Problem statement —
Copy out the lines below word for word, leaving out the pictures.

===== Records =====

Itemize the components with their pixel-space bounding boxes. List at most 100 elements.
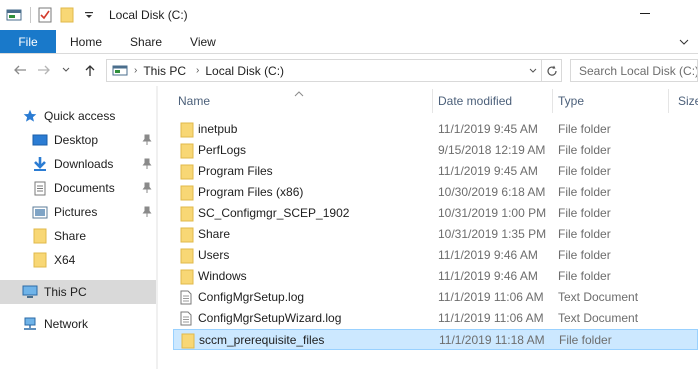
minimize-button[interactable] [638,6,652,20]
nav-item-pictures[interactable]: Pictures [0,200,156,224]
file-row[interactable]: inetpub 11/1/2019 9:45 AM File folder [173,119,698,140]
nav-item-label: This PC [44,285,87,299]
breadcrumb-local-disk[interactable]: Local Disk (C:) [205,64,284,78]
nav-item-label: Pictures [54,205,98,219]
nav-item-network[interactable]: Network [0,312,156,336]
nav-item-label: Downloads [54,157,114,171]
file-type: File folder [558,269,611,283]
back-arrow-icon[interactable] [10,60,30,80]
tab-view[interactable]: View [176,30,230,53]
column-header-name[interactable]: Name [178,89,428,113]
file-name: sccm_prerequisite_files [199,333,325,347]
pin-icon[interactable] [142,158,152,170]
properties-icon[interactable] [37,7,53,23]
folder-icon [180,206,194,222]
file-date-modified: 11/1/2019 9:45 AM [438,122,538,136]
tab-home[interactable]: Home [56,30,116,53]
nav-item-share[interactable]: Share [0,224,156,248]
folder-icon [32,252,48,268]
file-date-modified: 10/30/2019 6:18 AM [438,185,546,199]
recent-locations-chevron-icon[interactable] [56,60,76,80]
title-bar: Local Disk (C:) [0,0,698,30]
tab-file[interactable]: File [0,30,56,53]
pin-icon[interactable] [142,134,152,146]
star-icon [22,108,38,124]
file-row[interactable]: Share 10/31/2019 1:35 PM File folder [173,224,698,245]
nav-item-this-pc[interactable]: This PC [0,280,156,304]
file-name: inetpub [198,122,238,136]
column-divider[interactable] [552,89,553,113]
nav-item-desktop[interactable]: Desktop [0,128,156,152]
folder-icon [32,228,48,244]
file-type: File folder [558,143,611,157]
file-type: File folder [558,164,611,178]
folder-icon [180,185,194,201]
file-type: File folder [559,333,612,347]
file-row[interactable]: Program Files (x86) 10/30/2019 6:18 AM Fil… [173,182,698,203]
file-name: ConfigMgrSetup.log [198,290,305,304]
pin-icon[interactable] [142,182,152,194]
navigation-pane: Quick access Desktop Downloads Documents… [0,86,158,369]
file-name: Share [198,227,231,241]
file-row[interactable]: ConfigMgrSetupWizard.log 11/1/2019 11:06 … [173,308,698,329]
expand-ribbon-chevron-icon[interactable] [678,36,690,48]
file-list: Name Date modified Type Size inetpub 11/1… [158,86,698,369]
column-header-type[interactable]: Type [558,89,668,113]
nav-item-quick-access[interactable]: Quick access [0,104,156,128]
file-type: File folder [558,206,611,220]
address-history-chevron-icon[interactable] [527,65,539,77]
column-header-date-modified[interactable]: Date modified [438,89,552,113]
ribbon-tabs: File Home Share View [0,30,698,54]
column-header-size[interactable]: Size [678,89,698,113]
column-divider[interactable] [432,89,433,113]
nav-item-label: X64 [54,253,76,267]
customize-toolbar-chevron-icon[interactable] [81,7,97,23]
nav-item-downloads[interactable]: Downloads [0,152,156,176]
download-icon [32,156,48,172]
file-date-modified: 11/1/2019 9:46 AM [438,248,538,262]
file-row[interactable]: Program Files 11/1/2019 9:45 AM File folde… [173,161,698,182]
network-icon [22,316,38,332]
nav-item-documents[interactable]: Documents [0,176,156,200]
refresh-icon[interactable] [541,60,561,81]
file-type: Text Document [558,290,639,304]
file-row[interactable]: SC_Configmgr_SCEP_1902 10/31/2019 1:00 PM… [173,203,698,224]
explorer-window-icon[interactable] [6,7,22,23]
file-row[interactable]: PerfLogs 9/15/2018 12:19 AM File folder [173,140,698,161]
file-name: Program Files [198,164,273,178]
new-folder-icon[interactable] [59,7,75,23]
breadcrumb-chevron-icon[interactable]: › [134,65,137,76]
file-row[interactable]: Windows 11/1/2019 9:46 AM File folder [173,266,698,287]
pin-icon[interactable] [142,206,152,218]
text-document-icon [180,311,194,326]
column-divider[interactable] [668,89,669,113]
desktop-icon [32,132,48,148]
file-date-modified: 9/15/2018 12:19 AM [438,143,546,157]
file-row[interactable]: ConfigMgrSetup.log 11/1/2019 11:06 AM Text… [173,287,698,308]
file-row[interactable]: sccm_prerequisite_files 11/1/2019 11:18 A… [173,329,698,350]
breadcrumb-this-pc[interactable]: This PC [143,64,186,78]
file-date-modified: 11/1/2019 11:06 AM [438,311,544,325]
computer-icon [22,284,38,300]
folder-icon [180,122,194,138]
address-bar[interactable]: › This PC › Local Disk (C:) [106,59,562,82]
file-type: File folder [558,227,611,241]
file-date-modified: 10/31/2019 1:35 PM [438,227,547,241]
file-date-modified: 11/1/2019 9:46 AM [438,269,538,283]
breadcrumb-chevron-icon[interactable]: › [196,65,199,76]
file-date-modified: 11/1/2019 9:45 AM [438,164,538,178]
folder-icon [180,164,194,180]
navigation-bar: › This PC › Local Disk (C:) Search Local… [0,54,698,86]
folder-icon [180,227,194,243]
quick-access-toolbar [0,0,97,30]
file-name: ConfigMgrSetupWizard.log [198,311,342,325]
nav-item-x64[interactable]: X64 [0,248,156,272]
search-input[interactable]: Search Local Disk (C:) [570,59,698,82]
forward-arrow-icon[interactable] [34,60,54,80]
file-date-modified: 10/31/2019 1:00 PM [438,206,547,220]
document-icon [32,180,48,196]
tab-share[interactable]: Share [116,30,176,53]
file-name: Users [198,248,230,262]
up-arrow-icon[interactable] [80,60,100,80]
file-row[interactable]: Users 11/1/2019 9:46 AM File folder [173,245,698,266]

=====

Finished exercise —
Itemize the components with their pixel-space bounding boxes. List at most 100 elements.
minimize-button[interactable] [638,6,652,20]
nav-item-pictures[interactable]: Pictures [0,200,156,224]
file-row[interactable]: inetpub 11/1/2019 9:45 AM File folder [173,119,698,140]
nav-item-label: This PC [44,285,87,299]
breadcrumb-local-disk[interactable]: Local Disk (C:) [205,64,284,78]
nav-item-label: Pictures [54,205,98,219]
nav-item-network[interactable]: Network [0,312,156,336]
nav-item-label: Downloads [54,157,114,171]
file-type: File folder [558,269,611,283]
back-arrow-icon[interactable] [10,60,30,80]
tab-view[interactable]: View [176,30,230,53]
column-header-name[interactable]: Name [178,89,428,113]
file-name: sccm_prerequisite_files [199,333,325,347]
pin-icon[interactable] [142,158,152,170]
properties-icon[interactable] [37,7,53,23]
folder-icon [180,206,194,222]
file-date-modified: 11/1/2019 9:45 AM [438,122,538,136]
tab-home[interactable]: Home [56,30,116,53]
nav-item-share[interactable]: Share [0,224,156,248]
folder-icon [32,252,48,268]
file-date-modified: 10/30/2019 6:18 AM [438,185,546,199]
recent-locations-chevron-icon[interactable] [56,60,76,80]
title-bar: Local Disk (C:) [0,0,698,30]
tab-file[interactable]: File [0,30,56,53]
pin-icon[interactable] [142,134,152,146]
star-icon [22,108,38,124]
file-row[interactable]: Share 10/31/2019 1:35 PM File folder [173,224,698,245]
nav-item-this-pc[interactable]: This PC [0,280,156,304]
file-name: inetpub [198,122,238,136]
column-divider[interactable] [552,89,553,113]
nav-item-desktop[interactable]: Desktop [0,128,156,152]
folder-icon [32,228,48,244]
file-type: File folder [558,143,611,157]
file-type: File folder [558,164,611,178]
folder-icon [180,185,194,201]
file-type: File folder [559,333,612,347]
file-row[interactable]: Program Files (x86) 10/30/2019 6:18 AM Fil… [173,182,698,203]
file-name: ConfigMgrSetup.log [198,290,305,304]
pin-icon[interactable] [142,182,152,194]
navigation-pane: Quick access Desktop Downloads Documents… [0,86,158,369]
file-name: Share [198,227,231,241]
file-row[interactable]: ConfigMgrSetupWizard.log 11/1/2019 11:06 … [173,308,698,329]
expand-ribbon-chevron-icon[interactable] [678,36,690,48]
file-list: Name Date modified Type Size inetpub 11/1… [158,86,698,369]
column-header-type[interactable]: Type [558,89,668,113]
nav-item-quick-access[interactable]: Quick access [0,104,156,128]
file-type: File folder [558,206,611,220]
address-history-chevron-icon[interactable] [527,65,539,77]
column-header-date-modified[interactable]: Date modified [438,89,552,113]
ribbon-tabs: File Home Share View [0,30,698,54]
column-header-size[interactable]: Size [678,89,698,113]
column-divider[interactable] [432,89,433,113]
nav-item-label: X64 [54,253,76,267]
customize-toolbar-chevron-icon[interactable] [81,7,97,23]
nav-item-downloads[interactable]: Downloads [0,152,156,176]
download-icon [32,156,48,172]
file-date-modified: 11/1/2019 9:46 AM [438,248,538,262]
file-row[interactable]: Program Files 11/1/2019 9:45 AM File folde… [173,161,698,182]
network-icon [22,316,38,332]
nav-item-documents[interactable]: Documents [0,176,156,200]
refresh-icon[interactable] [541,60,561,81]
file-type: Text Document [558,290,639,304]
file-row[interactable]: SC_Configmgr_SCEP_1902 10/31/2019 1:00 PM… [173,203,698,224]
explorer-window-icon[interactable] [6,7,22,23]
file-row[interactable]: PerfLogs 9/15/2018 12:19 AM File folder [173,140,698,161]
file-name: Program Files [198,164,273,178]
new-folder-icon[interactable] [59,7,75,23]
breadcrumb-chevron-icon[interactable]: › [134,65,137,76]
file-row[interactable]: Windows 11/1/2019 9:46 AM File folder [173,266,698,287]
pin-icon[interactable] [142,206,152,218]
text-document-icon [180,311,194,326]
column-divider[interactable] [668,89,669,113]
desktop-icon [32,132,48,148]
file-date-modified: 9/15/2018 12:19 AM [438,143,546,157]
file-row[interactable]: ConfigMgrSetup.log 11/1/2019 11:06 AM Text… [173,287,698,308]
file-row[interactable]: sccm_prerequisite_files 11/1/2019 11:18 A… [173,329,698,350]
breadcrumb-this-pc[interactable]: This PC [143,64,186,78]
file-date-modified: 11/1/2019 11:06 AM [438,311,544,325]
computer-icon [22,284,38,300]
folder-icon [180,122,194,138]
address-bar[interactable]: › This PC › Local Disk (C:) [106,59,562,82]
file-type: File folder [558,227,611,241]
file-date-modified: 10/31/2019 1:35 PM [438,227,547,241]
file-date-modified: 11/1/2019 9:46 AM [438,269,538,283]
breadcrumb-chevron-icon[interactable]: › [196,65,199,76]
file-date-modified: 11/1/2019 9:45 AM [438,164,538,178]
folder-icon [180,164,194,180]
navigation-bar: › This PC › Local Disk (C:) Search Local… [0,54,698,86]
folder-icon [180,227,194,243]
quick-access-toolbar [0,0,97,30]
file-name: ConfigMgrSetupWizard.log [198,311,342,325]
nav-item-x64[interactable]: X64 [0,248,156,272]
search-input[interactable]: Search Local Disk (C:) [570,59,698,82]
forward-arrow-icon[interactable] [34,60,54,80]
file-date-modified: 10/31/2019 1:00 PM [438,206,547,220]
document-icon [32,180,48,196]
tab-share[interactable]: Share [116,30,176,53]
file-name: Users [198,248,230,262]
up-arrow-icon[interactable] [80,60,100,80]
file-row[interactable]: Users 11/1/2019 9:46 AM File folder [173,245,698,266]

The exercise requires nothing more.